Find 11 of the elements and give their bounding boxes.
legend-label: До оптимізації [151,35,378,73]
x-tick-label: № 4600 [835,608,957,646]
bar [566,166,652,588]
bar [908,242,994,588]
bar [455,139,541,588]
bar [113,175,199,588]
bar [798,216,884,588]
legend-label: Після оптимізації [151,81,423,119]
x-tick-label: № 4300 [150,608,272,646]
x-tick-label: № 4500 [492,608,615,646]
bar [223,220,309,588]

------------------------------------

> [Written instruction]:
Copy every line of the entries above without any changes.

> [Answer for this exercise]:
Find 11 of the elements and give their bounding boxes.
legend-label: До оптимізації [151,35,378,73]
x-tick-label: № 4600 [835,608,957,646]
bar [566,166,652,588]
bar [908,242,994,588]
bar [455,139,541,588]
bar [113,175,199,588]
bar [798,216,884,588]
legend-label: Після оптимізації [151,81,423,119]
x-tick-label: № 4300 [150,608,272,646]
x-tick-label: № 4500 [492,608,615,646]
bar [223,220,309,588]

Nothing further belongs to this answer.